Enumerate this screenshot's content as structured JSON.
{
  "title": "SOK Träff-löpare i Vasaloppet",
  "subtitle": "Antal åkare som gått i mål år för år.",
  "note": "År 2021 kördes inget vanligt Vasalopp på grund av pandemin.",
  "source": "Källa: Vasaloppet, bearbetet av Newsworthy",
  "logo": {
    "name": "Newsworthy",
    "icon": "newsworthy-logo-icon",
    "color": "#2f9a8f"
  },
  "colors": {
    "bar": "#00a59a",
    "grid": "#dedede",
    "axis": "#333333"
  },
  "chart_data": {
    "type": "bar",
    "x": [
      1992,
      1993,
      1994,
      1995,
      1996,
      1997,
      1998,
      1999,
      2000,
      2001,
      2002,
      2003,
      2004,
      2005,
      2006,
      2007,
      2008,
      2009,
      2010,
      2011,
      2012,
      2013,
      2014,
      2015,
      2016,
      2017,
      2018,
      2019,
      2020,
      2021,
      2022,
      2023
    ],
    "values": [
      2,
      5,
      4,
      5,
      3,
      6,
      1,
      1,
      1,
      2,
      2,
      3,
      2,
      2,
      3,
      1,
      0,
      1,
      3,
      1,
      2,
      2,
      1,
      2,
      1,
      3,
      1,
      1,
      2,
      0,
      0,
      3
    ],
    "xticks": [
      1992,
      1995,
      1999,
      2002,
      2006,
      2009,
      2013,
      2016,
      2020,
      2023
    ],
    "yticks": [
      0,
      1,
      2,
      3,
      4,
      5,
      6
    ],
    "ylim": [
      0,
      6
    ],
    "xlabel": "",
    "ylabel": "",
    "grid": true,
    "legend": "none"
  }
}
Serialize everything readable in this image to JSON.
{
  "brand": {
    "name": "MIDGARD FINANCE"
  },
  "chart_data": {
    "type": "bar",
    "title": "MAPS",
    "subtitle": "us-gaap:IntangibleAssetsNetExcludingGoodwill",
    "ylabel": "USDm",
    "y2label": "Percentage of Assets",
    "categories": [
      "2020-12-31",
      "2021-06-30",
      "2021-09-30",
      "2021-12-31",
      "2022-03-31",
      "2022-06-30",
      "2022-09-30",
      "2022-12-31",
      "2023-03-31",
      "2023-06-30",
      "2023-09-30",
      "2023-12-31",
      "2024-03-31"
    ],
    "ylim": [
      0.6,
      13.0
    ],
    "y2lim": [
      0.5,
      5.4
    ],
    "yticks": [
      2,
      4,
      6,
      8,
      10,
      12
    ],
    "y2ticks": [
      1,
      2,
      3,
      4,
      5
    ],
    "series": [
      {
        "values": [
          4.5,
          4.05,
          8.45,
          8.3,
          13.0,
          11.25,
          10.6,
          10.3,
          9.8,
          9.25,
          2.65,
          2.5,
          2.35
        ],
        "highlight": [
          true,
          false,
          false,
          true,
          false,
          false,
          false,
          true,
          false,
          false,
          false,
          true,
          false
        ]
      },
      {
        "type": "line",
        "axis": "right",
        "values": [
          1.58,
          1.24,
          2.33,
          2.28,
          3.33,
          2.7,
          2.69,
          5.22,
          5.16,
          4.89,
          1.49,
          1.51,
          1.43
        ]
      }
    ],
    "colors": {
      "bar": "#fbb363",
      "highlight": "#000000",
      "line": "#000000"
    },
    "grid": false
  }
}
* * *
Exercise requirements: Write out the whole listing again, exactly as it stands.

Solution below:
Enumerate this screenshot's content as structured JSON.
{
  "title": "SOK Träff-löpare i Vasaloppet",
  "subtitle": "Antal åkare som gått i mål år för år.",
  "note": "År 2021 kördes inget vanligt Vasalopp på grund av pandemin.",
  "source": "Källa: Vasaloppet, bearbetet av Newsworthy",
  "logo": {
    "name": "Newsworthy",
    "icon": "newsworthy-logo-icon",
    "color": "#2f9a8f"
  },
  "colors": {
    "bar": "#00a59a",
    "grid": "#dedede",
    "axis": "#333333"
  },
  "chart_data": {
    "type": "bar",
    "x": [
      1992,
      1993,
      1994,
      1995,
      1996,
      1997,
      1998,
      1999,
      2000,
      2001,
      2002,
      2003,
      2004,
      2005,
      2006,
      2007,
      2008,
      2009,
      2010,
      2011,
      2012,
      2013,
      2014,
      2015,
      2016,
      2017,
      2018,
      2019,
      2020,
      2021,
      2022,
      2023
    ],
    "values": [
      2,
      5,
      4,
      5,
      3,
      6,
      1,
      1,
      1,
      2,
      2,
      3,
      2,
      2,
      3,
      1,
      0,
      1,
      3,
      1,
      2,
      2,
      1,
      2,
      1,
      3,
      1,
      1,
      2,
      0,
      0,
      3
    ],
    "xticks": [
      1992,
      1995,
      1999,
      2002,
      2006,
      2009,
      2013,
      2016,
      2020,
      2023
    ],
    "yticks": [
      0,
      1,
      2,
      3,
      4,
      5,
      6
    ],
    "ylim": [
      0,
      6
    ],
    "xlabel": "",
    "ylabel": "",
    "grid": true,
    "legend": "none"
  }
}
Serialize everything readable in this image to JSON.
{
  "brand": {
    "name": "MIDGARD FINANCE"
  },
  "chart_data": {
    "type": "bar",
    "title": "MAPS",
    "subtitle": "us-gaap:IntangibleAssetsNetExcludingGoodwill",
    "ylabel": "USDm",
    "y2label": "Percentage of Assets",
    "categories": [
      "2020-12-31",
      "2021-06-30",
      "2021-09-30",
      "2021-12-31",
      "2022-03-31",
      "2022-06-30",
      "2022-09-30",
      "2022-12-31",
      "2023-03-31",
      "2023-06-30",
      "2023-09-30",
      "2023-12-31",
      "2024-03-31"
    ],
    "ylim": [
      0.6,
      13.0
    ],
    "y2lim": [
      0.5,
      5.4
    ],
    "yticks": [
      2,
      4,
      6,
      8,
      10,
      12
    ],
    "y2ticks": [
      1,
      2,
      3,
      4,
      5
    ],
    "series": [
      {
        "values": [
          4.5,
          4.05,
          8.45,
          8.3,
          13.0,
          11.25,
          10.6,
          10.3,
          9.8,
          9.25,
          2.65,
          2.5,
          2.35
        ],
        "highlight": [
          true,
          false,
          false,
          true,
          false,
          false,
          false,
          true,
          false,
          false,
          false,
          true,
          false
        ]
      },
      {
        "type": "line",
        "axis": "right",
        "values": [
          1.58,
          1.24,
          2.33,
          2.28,
          3.33,
          2.7,
          2.69,
          5.22,
          5.16,
          4.89,
          1.49,
          1.51,
          1.43
        ]
      }
    ],
    "colors": {
      "bar": "#fbb363",
      "highlight": "#000000",
      "line": "#000000"
    },
    "grid": false
  }
}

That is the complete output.